- GOAL OF THE EXERCISE
Copy every line from the material below that holds "government".

- SOURCE DATA
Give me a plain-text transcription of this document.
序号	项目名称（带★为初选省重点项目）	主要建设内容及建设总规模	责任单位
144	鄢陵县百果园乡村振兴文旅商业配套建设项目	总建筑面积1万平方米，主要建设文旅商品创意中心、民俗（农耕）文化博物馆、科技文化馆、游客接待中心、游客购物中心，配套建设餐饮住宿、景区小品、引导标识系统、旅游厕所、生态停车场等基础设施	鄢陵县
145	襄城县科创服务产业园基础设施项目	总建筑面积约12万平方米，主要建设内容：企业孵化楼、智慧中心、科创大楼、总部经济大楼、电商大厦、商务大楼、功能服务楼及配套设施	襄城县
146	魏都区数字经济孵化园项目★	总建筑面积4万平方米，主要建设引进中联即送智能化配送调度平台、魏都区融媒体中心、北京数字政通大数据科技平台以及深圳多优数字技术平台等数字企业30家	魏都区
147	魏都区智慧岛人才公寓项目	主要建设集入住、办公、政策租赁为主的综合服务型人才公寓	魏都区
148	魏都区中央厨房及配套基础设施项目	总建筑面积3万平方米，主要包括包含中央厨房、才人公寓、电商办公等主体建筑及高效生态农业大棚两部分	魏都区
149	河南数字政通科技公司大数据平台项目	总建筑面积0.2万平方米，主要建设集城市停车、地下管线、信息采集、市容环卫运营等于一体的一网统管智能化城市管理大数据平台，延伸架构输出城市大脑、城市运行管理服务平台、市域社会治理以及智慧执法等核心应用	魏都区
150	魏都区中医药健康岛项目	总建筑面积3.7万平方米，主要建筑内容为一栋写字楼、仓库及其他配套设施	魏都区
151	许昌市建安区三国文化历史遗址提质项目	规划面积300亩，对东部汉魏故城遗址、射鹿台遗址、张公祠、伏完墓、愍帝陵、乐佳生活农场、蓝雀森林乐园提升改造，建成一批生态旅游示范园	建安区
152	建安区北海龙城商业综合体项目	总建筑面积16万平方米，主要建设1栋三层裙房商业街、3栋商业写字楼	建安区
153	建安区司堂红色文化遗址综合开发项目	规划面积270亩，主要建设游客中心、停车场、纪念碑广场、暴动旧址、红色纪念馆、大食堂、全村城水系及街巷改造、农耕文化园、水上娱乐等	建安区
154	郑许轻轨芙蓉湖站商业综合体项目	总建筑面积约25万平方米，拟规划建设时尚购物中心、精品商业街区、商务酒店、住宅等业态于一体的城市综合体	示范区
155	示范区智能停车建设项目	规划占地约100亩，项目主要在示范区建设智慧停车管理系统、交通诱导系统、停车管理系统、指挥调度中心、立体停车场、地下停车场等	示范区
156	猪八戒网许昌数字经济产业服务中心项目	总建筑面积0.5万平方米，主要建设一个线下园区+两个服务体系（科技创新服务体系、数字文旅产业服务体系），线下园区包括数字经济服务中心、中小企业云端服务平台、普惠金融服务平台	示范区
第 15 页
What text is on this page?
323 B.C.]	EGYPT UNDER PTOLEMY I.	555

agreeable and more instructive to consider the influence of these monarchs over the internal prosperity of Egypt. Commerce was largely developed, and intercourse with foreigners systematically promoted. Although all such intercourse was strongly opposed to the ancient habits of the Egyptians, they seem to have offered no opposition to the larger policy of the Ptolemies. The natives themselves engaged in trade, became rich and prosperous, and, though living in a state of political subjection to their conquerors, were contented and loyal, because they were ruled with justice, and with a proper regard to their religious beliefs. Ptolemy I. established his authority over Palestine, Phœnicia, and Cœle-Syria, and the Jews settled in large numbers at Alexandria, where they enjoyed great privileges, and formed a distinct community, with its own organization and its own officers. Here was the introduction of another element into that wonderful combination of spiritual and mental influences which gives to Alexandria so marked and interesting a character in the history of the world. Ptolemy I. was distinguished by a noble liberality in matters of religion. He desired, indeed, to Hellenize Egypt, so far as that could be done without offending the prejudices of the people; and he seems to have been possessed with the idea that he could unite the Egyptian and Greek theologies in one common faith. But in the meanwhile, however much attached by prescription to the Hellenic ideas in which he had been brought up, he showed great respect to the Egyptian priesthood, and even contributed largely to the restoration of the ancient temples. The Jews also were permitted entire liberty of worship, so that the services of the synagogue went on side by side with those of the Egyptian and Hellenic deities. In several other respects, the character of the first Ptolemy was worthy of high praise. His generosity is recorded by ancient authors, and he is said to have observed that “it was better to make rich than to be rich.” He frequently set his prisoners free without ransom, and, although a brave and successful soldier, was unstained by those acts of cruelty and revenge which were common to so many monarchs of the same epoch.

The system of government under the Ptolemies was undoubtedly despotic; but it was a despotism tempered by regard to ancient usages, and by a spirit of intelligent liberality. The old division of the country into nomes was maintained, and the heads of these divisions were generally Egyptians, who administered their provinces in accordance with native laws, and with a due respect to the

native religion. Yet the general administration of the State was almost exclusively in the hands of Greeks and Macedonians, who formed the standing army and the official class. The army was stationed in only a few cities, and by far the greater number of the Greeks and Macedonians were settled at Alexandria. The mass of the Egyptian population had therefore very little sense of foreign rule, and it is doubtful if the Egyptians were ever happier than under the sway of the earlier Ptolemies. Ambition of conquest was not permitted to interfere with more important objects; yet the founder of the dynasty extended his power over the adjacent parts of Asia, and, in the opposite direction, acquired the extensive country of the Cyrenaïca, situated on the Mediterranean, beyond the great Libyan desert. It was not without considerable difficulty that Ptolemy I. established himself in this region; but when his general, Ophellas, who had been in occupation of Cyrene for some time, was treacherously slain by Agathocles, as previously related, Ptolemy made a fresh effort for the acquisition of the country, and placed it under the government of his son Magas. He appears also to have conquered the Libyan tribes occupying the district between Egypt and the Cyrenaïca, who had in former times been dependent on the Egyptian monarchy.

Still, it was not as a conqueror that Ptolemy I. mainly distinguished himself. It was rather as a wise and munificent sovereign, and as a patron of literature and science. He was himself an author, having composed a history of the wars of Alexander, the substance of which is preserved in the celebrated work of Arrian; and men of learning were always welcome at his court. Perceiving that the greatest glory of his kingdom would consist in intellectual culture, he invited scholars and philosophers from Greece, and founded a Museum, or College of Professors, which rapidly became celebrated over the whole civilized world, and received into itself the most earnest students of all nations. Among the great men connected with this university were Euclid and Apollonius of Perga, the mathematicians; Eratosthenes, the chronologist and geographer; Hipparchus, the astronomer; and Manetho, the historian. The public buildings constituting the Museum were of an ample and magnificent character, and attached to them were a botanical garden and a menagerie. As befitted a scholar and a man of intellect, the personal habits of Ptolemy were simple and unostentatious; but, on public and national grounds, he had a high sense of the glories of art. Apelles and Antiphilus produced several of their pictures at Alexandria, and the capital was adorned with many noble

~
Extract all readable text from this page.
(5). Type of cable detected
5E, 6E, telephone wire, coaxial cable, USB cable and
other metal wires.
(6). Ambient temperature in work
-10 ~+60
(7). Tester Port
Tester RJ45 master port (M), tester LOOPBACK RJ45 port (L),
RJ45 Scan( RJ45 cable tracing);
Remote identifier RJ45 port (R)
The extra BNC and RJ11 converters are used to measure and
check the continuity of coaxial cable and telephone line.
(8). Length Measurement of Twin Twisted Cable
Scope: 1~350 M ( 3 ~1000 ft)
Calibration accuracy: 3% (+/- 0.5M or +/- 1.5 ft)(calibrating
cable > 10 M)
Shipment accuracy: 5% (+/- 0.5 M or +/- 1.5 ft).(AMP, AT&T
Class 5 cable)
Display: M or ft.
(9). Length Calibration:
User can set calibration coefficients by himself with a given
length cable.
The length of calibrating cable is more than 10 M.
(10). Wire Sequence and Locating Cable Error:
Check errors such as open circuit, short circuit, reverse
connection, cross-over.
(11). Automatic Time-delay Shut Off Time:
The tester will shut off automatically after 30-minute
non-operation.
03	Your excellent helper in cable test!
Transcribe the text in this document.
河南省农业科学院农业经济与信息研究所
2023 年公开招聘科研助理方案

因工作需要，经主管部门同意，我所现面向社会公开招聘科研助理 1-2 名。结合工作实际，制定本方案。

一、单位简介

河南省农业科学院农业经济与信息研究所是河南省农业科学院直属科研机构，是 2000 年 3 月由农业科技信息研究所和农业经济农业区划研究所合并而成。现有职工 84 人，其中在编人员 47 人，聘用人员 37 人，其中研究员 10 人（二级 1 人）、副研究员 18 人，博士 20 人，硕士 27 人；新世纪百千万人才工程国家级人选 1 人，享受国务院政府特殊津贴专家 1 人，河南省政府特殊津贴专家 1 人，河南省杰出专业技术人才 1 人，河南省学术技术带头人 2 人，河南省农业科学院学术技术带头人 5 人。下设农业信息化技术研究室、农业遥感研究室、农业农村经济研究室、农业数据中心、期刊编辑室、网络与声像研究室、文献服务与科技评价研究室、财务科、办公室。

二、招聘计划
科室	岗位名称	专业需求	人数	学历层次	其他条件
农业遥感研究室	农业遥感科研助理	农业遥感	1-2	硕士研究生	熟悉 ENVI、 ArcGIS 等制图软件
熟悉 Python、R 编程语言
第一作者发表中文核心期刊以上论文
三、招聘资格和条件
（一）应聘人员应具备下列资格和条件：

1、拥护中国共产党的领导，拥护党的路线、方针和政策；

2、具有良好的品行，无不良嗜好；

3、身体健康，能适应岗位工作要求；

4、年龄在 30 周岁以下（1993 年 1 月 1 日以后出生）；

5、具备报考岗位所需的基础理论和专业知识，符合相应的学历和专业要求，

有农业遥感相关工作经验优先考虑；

- SOLVED PROBLEM
The system of government under the Ptolemies was undoubtedly despotic; but it was a despotism tempered by regard to ancient usages, and by a spirit of intelligent liberality. The old division of the country into nomes was maintained, and the heads of these divisions were generally Egyptians, who administered their provinces in accordance with native laws, and with a due respect to the
native religion. Yet the general administration of the State was almost exclusively in the hands of Greeks and Macedonians, who formed the standing army and the official class. The army was stationed in only a few cities, and by far the greater number of the Greeks and Macedonians were settled at Alexandria. The mass of the Egyptian population had therefore very little sense of foreign rule, and it is doubtful if the Egyptians were ever happier than under the sway of the earlier Ptolemies. Ambition of conquest was not permitted to interfere with more important objects; yet the founder of the dynasty extended his power over the adjacent parts of Asia, and, in the opposite direction, acquired the extensive country of the Cyrenaïca, situated on the Mediterranean, beyond the great Libyan desert. It was not without considerable difficulty that Ptolemy I. established himself in this region; but when his general, Ophellas, who had been in occupation of Cyrene for some time, was treacherously slain by Agathocles, as previously related, Ptolemy made a fresh effort for the acquisition of the country, and placed it under the government of his son Magas. He appears also to have conquered the Libyan tribes occupying the district between Egypt and the Cyrenaïca, who had in former times been dependent on the Egyptian monarchy.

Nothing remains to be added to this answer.